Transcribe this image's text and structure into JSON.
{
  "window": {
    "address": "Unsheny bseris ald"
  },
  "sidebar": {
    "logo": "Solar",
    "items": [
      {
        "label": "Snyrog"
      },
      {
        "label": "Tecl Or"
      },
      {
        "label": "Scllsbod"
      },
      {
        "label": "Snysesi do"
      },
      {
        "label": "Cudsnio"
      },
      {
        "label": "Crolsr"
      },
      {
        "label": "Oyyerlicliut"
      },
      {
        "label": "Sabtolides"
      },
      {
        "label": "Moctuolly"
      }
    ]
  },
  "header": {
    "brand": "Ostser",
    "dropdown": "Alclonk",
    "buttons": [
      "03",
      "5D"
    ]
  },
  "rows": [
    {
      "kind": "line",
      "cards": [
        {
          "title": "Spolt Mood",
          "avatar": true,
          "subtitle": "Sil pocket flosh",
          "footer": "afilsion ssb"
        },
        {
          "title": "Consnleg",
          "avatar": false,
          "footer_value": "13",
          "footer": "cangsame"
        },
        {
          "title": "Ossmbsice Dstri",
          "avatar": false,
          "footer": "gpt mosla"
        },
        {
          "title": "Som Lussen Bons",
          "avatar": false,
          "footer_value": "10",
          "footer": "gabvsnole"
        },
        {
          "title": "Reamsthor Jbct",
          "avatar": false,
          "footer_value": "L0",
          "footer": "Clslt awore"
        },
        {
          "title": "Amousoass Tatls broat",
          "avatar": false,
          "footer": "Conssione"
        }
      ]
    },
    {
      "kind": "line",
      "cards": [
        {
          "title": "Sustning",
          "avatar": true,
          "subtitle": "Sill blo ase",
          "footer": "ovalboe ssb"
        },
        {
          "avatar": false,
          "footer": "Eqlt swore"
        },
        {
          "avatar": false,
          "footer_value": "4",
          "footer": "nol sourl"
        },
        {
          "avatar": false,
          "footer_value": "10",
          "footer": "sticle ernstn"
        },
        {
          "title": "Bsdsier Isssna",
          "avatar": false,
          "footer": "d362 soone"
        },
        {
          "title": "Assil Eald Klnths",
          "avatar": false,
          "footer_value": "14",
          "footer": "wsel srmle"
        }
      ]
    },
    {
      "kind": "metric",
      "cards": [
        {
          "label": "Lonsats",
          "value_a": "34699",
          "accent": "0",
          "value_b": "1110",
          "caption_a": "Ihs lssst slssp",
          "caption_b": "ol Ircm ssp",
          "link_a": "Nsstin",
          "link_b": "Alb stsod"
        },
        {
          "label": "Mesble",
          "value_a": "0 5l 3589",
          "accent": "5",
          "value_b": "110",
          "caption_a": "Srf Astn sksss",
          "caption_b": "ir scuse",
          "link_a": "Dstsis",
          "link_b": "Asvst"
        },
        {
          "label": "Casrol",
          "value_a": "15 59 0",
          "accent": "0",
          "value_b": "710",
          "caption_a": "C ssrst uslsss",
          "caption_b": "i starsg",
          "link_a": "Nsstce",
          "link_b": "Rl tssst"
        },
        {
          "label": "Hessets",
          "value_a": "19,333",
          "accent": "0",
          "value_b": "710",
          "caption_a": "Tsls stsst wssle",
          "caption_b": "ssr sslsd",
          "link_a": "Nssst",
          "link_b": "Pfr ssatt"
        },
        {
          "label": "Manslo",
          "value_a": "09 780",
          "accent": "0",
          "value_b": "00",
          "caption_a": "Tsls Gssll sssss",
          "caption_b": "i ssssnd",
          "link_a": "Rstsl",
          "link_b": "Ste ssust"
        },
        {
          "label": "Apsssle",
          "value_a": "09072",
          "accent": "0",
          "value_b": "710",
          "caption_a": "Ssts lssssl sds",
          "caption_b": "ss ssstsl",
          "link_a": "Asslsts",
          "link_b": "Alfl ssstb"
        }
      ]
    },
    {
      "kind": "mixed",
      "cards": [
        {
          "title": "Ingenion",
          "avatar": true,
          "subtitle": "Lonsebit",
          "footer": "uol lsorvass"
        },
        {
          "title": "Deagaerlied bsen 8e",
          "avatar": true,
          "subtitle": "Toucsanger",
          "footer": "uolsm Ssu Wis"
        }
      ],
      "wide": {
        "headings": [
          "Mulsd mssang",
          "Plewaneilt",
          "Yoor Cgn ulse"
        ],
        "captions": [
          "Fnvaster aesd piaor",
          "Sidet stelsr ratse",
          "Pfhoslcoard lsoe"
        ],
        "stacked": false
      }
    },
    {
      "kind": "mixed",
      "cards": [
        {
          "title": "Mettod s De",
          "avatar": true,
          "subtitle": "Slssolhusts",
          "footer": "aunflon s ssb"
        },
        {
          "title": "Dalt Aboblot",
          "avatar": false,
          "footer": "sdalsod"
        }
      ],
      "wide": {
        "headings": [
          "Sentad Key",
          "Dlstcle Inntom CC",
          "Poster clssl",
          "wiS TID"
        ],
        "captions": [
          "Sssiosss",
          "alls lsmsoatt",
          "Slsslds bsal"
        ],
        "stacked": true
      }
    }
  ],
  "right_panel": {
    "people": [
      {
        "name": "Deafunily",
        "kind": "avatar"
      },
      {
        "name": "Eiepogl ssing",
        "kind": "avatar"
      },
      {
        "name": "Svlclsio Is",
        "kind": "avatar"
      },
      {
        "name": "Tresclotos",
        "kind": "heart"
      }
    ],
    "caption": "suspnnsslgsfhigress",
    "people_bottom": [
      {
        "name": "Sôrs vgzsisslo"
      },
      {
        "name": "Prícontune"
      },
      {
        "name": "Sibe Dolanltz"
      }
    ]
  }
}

************

Type out the entries again, word for word.

_RESPONSE BELOW_
Transcribe this image's text and structure into JSON.
{
  "window": {
    "address": "Unsheny bseris ald"
  },
  "sidebar": {
    "logo": "Solar",
    "items": [
      {
        "label": "Snyrog"
      },
      {
        "label": "Tecl Or"
      },
      {
        "label": "Scllsbod"
      },
      {
        "label": "Snysesi do"
      },
      {
        "label": "Cudsnio"
      },
      {
        "label": "Crolsr"
      },
      {
        "label": "Oyyerlicliut"
      },
      {
        "label": "Sabtolides"
      },
      {
        "label": "Moctuolly"
      }
    ]
  },
  "header": {
    "brand": "Ostser",
    "dropdown": "Alclonk",
    "buttons": [
      "03",
      "5D"
    ]
  },
  "rows": [
    {
      "kind": "line",
      "cards": [
        {
          "title": "Spolt Mood",
          "avatar": true,
          "subtitle": "Sil pocket flosh",
          "footer": "afilsion ssb"
        },
        {
          "title": "Consnleg",
          "avatar": false,
          "footer_value": "13",
          "footer": "cangsame"
        },
        {
          "title": "Ossmbsice Dstri",
          "avatar": false,
          "footer": "gpt mosla"
        },
        {
          "title": "Som Lussen Bons",
          "avatar": false,
          "footer_value": "10",
          "footer": "gabvsnole"
        },
        {
          "title": "Reamsthor Jbct",
          "avatar": false,
          "footer_value": "L0",
          "footer": "Clslt awore"
        },
        {
          "title": "Amousoass Tatls broat",
          "avatar": false,
          "footer": "Conssione"
        }
      ]
    },
    {
      "kind": "line",
      "cards": [
        {
          "title": "Sustning",
          "avatar": true,
          "subtitle": "Sill blo ase",
          "footer": "ovalboe ssb"
        },
        {
          "avatar": false,
          "footer": "Eqlt swore"
        },
        {
          "avatar": false,
          "footer_value": "4",
          "footer": "nol sourl"
        },
        {
          "avatar": false,
          "footer_value": "10",
          "footer": "sticle ernstn"
        },
        {
          "title": "Bsdsier Isssna",
          "avatar": false,
          "footer": "d362 soone"
        },
        {
          "title": "Assil Eald Klnths",
          "avatar": false,
          "footer_value": "14",
          "footer": "wsel srmle"
        }
      ]
    },
    {
      "kind": "metric",
      "cards": [
        {
          "label": "Lonsats",
          "value_a": "34699",
          "accent": "0",
          "value_b": "1110",
          "caption_a": "Ihs lssst slssp",
          "caption_b": "ol Ircm ssp",
          "link_a": "Nsstin",
          "link_b": "Alb stsod"
        },
        {
          "label": "Mesble",
          "value_a": "0 5l 3589",
          "accent": "5",
          "value_b": "110",
          "caption_a": "Srf Astn sksss",
          "caption_b": "ir scuse",
          "link_a": "Dstsis",
          "link_b": "Asvst"
        },
        {
          "label": "Casrol",
          "value_a": "15 59 0",
          "accent": "0",
          "value_b": "710",
          "caption_a": "C ssrst uslsss",
          "caption_b": "i starsg",
          "link_a": "Nsstce",
          "link_b": "Rl tssst"
        },
        {
          "label": "Hessets",
          "value_a": "19,333",
          "accent": "0",
          "value_b": "710",
          "caption_a": "Tsls stsst wssle",
          "caption_b": "ssr sslsd",
          "link_a": "Nssst",
          "link_b": "Pfr ssatt"
        },
        {
          "label": "Manslo",
          "value_a": "09 780",
          "accent": "0",
          "value_b": "00",
          "caption_a": "Tsls Gssll sssss",
          "caption_b": "i ssssnd",
          "link_a": "Rstsl",
          "link_b": "Ste ssust"
        },
        {
          "label": "Apsssle",
          "value_a": "09072",
          "accent": "0",
          "value_b": "710",
          "caption_a": "Ssts lssssl sds",
          "caption_b": "ss ssstsl",
          "link_a": "Asslsts",
          "link_b": "Alfl ssstb"
        }
      ]
    },
    {
      "kind": "mixed",
      "cards": [
        {
          "title": "Ingenion",
          "avatar": true,
          "subtitle": "Lonsebit",
          "footer": "uol lsorvass"
        },
        {
          "title": "Deagaerlied bsen 8e",
          "avatar": true,
          "subtitle": "Toucsanger",
          "footer": "uolsm Ssu Wis"
        }
      ],
      "wide": {
        "headings": [
          "Mulsd mssang",
          "Plewaneilt",
          "Yoor Cgn ulse"
        ],
        "captions": [
          "Fnvaster aesd piaor",
          "Sidet stelsr ratse",
          "Pfhoslcoard lsoe"
        ],
        "stacked": false
      }
    },
    {
      "kind": "mixed",
      "cards": [
        {
          "title": "Mettod s De",
          "avatar": true,
          "subtitle": "Slssolhusts",
          "footer": "aunflon s ssb"
        },
        {
          "title": "Dalt Aboblot",
          "avatar": false,
          "footer": "sdalsod"
        }
      ],
      "wide": {
        "headings": [
          "Sentad Key",
          "Dlstcle Inntom CC",
          "Poster clssl",
          "wiS TID"
        ],
        "captions": [
          "Sssiosss",
          "alls lsmsoatt",
          "Slsslds bsal"
        ],
        "stacked": true
      }
    }
  ],
  "right_panel": {
    "people": [
      {
        "name": "Deafunily",
        "kind": "avatar"
      },
      {
        "name": "Eiepogl ssing",
        "kind": "avatar"
      },
      {
        "name": "Svlclsio Is",
        "kind": "avatar"
      },
      {
        "name": "Tresclotos",
        "kind": "heart"
      }
    ],
    "caption": "suspnnsslgsfhigress",
    "people_bottom": [
      {
        "name": "Sôrs vgzsisslo"
      },
      {
        "name": "Prícontune"
      },
      {
        "name": "Sibe Dolanltz"
      }
    ]
  }
}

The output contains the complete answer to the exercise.